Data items
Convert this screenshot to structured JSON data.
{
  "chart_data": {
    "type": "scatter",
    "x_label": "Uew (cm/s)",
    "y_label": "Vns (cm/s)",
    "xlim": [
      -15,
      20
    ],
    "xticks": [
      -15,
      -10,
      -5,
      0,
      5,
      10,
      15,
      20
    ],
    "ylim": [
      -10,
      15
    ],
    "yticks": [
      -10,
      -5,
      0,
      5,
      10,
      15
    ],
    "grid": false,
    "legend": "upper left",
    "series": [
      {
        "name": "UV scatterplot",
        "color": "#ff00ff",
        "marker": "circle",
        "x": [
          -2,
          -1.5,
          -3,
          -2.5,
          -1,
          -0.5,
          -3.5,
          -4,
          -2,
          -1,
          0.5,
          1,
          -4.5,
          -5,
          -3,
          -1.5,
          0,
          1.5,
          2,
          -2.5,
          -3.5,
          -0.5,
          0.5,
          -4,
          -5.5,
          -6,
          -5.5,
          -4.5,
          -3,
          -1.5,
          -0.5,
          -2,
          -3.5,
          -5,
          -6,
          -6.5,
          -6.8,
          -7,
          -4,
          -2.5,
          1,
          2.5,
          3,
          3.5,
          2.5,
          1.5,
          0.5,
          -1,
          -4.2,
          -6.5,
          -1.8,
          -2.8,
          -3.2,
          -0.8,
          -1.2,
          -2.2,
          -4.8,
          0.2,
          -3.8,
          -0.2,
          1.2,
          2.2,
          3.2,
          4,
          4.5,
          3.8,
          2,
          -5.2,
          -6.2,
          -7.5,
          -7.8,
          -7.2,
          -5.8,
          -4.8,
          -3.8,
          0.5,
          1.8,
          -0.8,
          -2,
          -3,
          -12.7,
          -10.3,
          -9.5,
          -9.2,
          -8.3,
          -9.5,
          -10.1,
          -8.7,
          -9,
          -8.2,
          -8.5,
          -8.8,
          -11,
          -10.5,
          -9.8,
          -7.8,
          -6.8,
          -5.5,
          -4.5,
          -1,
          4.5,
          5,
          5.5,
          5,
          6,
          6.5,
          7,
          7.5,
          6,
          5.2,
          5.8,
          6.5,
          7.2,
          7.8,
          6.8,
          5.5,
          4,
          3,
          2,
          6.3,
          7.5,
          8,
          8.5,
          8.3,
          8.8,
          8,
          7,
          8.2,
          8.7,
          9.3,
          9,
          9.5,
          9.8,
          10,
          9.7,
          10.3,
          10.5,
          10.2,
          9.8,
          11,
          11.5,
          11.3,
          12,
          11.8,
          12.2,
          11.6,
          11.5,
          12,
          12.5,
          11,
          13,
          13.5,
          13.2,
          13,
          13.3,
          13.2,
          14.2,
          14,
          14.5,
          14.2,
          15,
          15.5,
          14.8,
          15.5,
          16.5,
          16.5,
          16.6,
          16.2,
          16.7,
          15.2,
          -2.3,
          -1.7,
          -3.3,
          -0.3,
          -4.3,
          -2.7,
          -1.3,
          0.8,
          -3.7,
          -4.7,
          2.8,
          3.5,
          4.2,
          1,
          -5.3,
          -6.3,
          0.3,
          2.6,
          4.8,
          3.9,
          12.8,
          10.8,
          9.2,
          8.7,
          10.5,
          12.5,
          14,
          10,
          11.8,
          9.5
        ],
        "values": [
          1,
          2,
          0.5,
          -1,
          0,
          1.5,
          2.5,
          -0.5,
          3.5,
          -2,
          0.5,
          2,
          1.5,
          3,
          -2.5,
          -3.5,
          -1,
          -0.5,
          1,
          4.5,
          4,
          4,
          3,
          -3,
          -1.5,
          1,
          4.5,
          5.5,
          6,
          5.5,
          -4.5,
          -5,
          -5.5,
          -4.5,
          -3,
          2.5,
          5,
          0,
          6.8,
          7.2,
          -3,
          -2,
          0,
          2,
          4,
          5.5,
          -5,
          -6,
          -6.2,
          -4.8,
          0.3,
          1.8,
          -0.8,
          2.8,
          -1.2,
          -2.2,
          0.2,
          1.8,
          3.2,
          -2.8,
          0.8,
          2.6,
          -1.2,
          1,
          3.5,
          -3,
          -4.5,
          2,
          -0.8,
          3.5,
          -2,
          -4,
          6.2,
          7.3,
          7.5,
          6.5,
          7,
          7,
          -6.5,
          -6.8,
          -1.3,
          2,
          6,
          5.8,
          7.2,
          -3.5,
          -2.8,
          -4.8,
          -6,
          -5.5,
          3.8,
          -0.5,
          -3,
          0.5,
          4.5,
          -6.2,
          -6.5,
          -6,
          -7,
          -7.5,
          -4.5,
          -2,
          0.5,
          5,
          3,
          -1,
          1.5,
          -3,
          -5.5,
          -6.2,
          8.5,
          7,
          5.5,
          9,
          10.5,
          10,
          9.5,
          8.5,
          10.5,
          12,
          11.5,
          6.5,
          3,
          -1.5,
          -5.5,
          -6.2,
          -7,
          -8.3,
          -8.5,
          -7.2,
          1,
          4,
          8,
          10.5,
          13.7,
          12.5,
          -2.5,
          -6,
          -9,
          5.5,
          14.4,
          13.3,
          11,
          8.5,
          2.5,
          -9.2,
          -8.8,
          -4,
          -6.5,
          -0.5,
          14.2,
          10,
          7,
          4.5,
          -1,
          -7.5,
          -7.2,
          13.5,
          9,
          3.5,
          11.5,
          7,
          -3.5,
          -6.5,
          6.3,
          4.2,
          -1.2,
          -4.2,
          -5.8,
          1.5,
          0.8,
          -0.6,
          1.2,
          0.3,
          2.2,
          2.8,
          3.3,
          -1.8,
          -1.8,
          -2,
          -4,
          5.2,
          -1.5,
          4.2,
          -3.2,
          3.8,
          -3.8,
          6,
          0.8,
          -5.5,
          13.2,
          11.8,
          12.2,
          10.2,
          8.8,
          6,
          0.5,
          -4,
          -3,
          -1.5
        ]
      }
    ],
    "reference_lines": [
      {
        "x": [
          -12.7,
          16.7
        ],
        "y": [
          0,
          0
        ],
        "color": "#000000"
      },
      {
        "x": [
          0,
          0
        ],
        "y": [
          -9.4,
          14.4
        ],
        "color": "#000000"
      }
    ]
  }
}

EXERCISE BRIEF -
Restate the data above word for word.

TASK SOLUTION -
Convert this screenshot to structured JSON data.
{
  "chart_data": {
    "type": "scatter",
    "x_label": "Uew (cm/s)",
    "y_label": "Vns (cm/s)",
    "xlim": [
      -15,
      20
    ],
    "xticks": [
      -15,
      -10,
      -5,
      0,
      5,
      10,
      15,
      20
    ],
    "ylim": [
      -10,
      15
    ],
    "yticks": [
      -10,
      -5,
      0,
      5,
      10,
      15
    ],
    "grid": false,
    "legend": "upper left",
    "series": [
      {
        "name": "UV scatterplot",
        "color": "#ff00ff",
        "marker": "circle",
        "x": [
          -2,
          -1.5,
          -3,
          -2.5,
          -1,
          -0.5,
          -3.5,
          -4,
          -2,
          -1,
          0.5,
          1,
          -4.5,
          -5,
          -3,
          -1.5,
          0,
          1.5,
          2,
          -2.5,
          -3.5,
          -0.5,
          0.5,
          -4,
          -5.5,
          -6,
          -5.5,
          -4.5,
          -3,
          -1.5,
          -0.5,
          -2,
          -3.5,
          -5,
          -6,
          -6.5,
          -6.8,
          -7,
          -4,
          -2.5,
          1,
          2.5,
          3,
          3.5,
          2.5,
          1.5,
          0.5,
          -1,
          -4.2,
          -6.5,
          -1.8,
          -2.8,
          -3.2,
          -0.8,
          -1.2,
          -2.2,
          -4.8,
          0.2,
          -3.8,
          -0.2,
          1.2,
          2.2,
          3.2,
          4,
          4.5,
          3.8,
          2,
          -5.2,
          -6.2,
          -7.5,
          -7.8,
          -7.2,
          -5.8,
          -4.8,
          -3.8,
          0.5,
          1.8,
          -0.8,
          -2,
          -3,
          -12.7,
          -10.3,
          -9.5,
          -9.2,
          -8.3,
          -9.5,
          -10.1,
          -8.7,
          -9,
          -8.2,
          -8.5,
          -8.8,
          -11,
          -10.5,
          -9.8,
          -7.8,
          -6.8,
          -5.5,
          -4.5,
          -1,
          4.5,
          5,
          5.5,
          5,
          6,
          6.5,
          7,
          7.5,
          6,
          5.2,
          5.8,
          6.5,
          7.2,
          7.8,
          6.8,
          5.5,
          4,
          3,
          2,
          6.3,
          7.5,
          8,
          8.5,
          8.3,
          8.8,
          8,
          7,
          8.2,
          8.7,
          9.3,
          9,
          9.5,
          9.8,
          10,
          9.7,
          10.3,
          10.5,
          10.2,
          9.8,
          11,
          11.5,
          11.3,
          12,
          11.8,
          12.2,
          11.6,
          11.5,
          12,
          12.5,
          11,
          13,
          13.5,
          13.2,
          13,
          13.3,
          13.2,
          14.2,
          14,
          14.5,
          14.2,
          15,
          15.5,
          14.8,
          15.5,
          16.5,
          16.5,
          16.6,
          16.2,
          16.7,
          15.2,
          -2.3,
          -1.7,
          -3.3,
          -0.3,
          -4.3,
          -2.7,
          -1.3,
          0.8,
          -3.7,
          -4.7,
          2.8,
          3.5,
          4.2,
          1,
          -5.3,
          -6.3,
          0.3,
          2.6,
          4.8,
          3.9,
          12.8,
          10.8,
          9.2,
          8.7,
          10.5,
          12.5,
          14,
          10,
          11.8,
          9.5
        ],
        "values": [
          1,
          2,
          0.5,
          -1,
          0,
          1.5,
          2.5,
          -0.5,
          3.5,
          -2,
          0.5,
          2,
          1.5,
          3,
          -2.5,
          -3.5,
          -1,
          -0.5,
          1,
          4.5,
          4,
          4,
          3,
          -3,
          -1.5,
          1,
          4.5,
          5.5,
          6,
          5.5,
          -4.5,
          -5,
          -5.5,
          -4.5,
          -3,
          2.5,
          5,
          0,
          6.8,
          7.2,
          -3,
          -2,
          0,
          2,
          4,
          5.5,
          -5,
          -6,
          -6.2,
          -4.8,
          0.3,
          1.8,
          -0.8,
          2.8,
          -1.2,
          -2.2,
          0.2,
          1.8,
          3.2,
          -2.8,
          0.8,
          2.6,
          -1.2,
          1,
          3.5,
          -3,
          -4.5,
          2,
          -0.8,
          3.5,
          -2,
          -4,
          6.2,
          7.3,
          7.5,
          6.5,
          7,
          7,
          -6.5,
          -6.8,
          -1.3,
          2,
          6,
          5.8,
          7.2,
          -3.5,
          -2.8,
          -4.8,
          -6,
          -5.5,
          3.8,
          -0.5,
          -3,
          0.5,
          4.5,
          -6.2,
          -6.5,
          -6,
          -7,
          -7.5,
          -4.5,
          -2,
          0.5,
          5,
          3,
          -1,
          1.5,
          -3,
          -5.5,
          -6.2,
          8.5,
          7,
          5.5,
          9,
          10.5,
          10,
          9.5,
          8.5,
          10.5,
          12,
          11.5,
          6.5,
          3,
          -1.5,
          -5.5,
          -6.2,
          -7,
          -8.3,
          -8.5,
          -7.2,
          1,
          4,
          8,
          10.5,
          13.7,
          12.5,
          -2.5,
          -6,
          -9,
          5.5,
          14.4,
          13.3,
          11,
          8.5,
          2.5,
          -9.2,
          -8.8,
          -4,
          -6.5,
          -0.5,
          14.2,
          10,
          7,
          4.5,
          -1,
          -7.5,
          -7.2,
          13.5,
          9,
          3.5,
          11.5,
          7,
          -3.5,
          -6.5,
          6.3,
          4.2,
          -1.2,
          -4.2,
          -5.8,
          1.5,
          0.8,
          -0.6,
          1.2,
          0.3,
          2.2,
          2.8,
          3.3,
          -1.8,
          -1.8,
          -2,
          -4,
          5.2,
          -1.5,
          4.2,
          -3.2,
          3.8,
          -3.8,
          6,
          0.8,
          -5.5,
          13.2,
          11.8,
          12.2,
          10.2,
          8.8,
          6,
          0.5,
          -4,
          -3,
          -1.5
        ]
      }
    ],
    "reference_lines": [
      {
        "x": [
          -12.7,
          16.7
        ],
        "y": [
          0,
          0
        ],
        "color": "#000000"
      },
      {
        "x": [
          0,
          0
        ],
        "y": [
          -9.4,
          14.4
        ],
        "color": "#000000"
      }
    ]
  }
}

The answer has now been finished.